◆ **TASK**
Gather up every line from the entries below that uses the word "Purchased".

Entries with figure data
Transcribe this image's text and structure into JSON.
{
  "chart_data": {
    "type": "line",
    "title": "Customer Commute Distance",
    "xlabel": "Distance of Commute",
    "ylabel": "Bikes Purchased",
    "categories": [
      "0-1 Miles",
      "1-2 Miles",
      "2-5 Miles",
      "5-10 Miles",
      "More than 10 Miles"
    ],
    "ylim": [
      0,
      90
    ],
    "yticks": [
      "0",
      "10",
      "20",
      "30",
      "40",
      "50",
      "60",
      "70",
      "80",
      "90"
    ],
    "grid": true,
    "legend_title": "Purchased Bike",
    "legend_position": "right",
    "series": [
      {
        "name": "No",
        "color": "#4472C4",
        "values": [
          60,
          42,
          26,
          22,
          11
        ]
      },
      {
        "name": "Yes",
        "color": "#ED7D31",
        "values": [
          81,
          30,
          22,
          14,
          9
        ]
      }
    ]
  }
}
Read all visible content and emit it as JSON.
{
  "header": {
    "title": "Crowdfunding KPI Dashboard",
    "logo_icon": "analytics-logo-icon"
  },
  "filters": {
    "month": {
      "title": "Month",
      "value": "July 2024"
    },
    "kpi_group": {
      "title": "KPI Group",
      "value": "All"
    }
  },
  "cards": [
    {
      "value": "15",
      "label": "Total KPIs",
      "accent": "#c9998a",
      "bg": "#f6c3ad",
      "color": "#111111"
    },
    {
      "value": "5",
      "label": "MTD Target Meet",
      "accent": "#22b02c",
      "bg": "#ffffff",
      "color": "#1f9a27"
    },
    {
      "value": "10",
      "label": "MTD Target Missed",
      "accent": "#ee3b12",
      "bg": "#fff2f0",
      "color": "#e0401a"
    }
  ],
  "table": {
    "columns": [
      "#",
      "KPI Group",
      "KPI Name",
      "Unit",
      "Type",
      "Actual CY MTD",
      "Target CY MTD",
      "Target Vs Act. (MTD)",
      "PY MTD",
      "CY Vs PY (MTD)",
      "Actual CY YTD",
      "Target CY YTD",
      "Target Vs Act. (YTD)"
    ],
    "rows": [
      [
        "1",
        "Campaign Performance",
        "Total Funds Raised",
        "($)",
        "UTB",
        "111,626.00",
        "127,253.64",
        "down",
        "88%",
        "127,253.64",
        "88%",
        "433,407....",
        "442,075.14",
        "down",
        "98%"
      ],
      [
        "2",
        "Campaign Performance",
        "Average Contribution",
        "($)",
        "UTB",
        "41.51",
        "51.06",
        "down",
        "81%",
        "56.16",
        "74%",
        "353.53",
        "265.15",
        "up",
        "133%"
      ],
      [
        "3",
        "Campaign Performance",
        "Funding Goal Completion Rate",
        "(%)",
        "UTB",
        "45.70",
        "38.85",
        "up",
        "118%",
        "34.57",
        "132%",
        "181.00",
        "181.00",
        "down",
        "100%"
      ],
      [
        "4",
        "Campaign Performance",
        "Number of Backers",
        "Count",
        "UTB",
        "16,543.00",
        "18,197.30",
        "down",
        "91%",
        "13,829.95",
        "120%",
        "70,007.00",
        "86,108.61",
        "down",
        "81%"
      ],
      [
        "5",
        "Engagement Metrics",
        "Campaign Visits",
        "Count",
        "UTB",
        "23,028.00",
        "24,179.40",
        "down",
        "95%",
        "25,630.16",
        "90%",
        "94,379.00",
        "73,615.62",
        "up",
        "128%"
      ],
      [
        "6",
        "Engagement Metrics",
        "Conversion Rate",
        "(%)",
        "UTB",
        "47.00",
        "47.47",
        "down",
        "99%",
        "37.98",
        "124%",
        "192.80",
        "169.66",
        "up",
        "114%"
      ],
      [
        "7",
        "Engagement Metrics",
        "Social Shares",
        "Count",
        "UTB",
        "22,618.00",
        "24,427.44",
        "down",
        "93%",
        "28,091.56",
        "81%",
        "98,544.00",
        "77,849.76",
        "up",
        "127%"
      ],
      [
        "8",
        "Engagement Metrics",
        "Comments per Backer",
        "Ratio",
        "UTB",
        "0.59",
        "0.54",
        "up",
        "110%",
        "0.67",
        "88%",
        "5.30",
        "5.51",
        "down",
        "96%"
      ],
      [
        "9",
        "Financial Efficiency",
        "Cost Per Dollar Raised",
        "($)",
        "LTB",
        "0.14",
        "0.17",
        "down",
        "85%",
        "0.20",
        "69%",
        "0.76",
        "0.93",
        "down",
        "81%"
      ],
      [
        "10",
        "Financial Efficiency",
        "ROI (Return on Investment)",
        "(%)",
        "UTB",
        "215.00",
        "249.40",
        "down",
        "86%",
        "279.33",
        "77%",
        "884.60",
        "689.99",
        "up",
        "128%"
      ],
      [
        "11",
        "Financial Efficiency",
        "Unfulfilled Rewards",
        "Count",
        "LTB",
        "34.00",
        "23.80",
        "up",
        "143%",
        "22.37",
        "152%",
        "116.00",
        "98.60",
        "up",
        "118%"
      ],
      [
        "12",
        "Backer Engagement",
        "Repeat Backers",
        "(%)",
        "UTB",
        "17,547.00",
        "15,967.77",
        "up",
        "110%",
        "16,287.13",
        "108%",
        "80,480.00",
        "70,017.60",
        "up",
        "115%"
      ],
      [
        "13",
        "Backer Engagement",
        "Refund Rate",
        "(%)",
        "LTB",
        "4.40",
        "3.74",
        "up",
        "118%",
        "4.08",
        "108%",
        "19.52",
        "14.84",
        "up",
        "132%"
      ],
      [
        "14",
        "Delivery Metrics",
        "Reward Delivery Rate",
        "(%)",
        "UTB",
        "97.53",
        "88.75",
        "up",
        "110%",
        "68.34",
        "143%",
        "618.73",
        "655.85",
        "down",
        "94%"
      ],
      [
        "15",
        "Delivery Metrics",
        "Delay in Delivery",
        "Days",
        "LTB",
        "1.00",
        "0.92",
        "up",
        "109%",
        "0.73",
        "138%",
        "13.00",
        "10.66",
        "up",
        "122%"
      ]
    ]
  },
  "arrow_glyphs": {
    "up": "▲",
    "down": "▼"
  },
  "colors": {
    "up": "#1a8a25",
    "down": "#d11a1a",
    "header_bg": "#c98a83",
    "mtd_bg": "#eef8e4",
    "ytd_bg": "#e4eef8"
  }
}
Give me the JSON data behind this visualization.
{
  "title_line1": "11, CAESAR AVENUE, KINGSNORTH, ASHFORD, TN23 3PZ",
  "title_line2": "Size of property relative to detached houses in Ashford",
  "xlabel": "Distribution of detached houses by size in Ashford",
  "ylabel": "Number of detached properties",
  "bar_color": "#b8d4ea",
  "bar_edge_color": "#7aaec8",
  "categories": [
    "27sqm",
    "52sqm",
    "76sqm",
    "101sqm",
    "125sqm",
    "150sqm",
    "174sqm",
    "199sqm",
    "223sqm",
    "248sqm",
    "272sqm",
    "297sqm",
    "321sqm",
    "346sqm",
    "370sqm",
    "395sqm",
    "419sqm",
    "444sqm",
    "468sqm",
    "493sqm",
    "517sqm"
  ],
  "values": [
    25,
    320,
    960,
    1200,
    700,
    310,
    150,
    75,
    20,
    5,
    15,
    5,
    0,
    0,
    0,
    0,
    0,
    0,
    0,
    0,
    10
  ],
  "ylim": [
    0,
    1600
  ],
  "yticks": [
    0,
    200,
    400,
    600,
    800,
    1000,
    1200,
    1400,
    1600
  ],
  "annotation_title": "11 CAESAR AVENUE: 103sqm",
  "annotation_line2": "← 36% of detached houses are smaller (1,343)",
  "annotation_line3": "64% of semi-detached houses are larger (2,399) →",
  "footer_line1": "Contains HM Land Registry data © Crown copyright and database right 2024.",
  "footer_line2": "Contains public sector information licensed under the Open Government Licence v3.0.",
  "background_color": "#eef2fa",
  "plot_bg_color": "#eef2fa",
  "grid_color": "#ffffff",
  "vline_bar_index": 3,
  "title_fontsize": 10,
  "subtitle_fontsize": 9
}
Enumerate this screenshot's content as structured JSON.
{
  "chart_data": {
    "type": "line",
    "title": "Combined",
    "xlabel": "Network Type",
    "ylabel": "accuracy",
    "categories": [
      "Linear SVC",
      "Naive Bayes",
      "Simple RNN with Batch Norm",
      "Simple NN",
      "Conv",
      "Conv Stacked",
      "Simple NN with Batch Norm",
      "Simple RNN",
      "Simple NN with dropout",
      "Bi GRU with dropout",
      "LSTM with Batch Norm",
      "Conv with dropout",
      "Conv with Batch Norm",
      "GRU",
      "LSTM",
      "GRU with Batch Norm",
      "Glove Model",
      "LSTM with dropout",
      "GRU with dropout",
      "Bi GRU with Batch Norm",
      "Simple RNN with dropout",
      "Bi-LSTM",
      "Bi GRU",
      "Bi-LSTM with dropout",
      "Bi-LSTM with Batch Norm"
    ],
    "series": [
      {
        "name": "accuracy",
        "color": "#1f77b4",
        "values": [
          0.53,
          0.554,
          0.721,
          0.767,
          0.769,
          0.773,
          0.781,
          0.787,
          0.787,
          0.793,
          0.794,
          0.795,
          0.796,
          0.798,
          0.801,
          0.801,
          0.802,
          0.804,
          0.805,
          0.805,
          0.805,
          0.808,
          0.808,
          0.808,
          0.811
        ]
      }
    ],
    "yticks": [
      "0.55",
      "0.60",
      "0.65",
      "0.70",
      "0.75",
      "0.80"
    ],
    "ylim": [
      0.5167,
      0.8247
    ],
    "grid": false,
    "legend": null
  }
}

◆ **FINAL RESULT**
    "ylabel": "Bikes Purchased",
    "legend_title": "Purchased Bike",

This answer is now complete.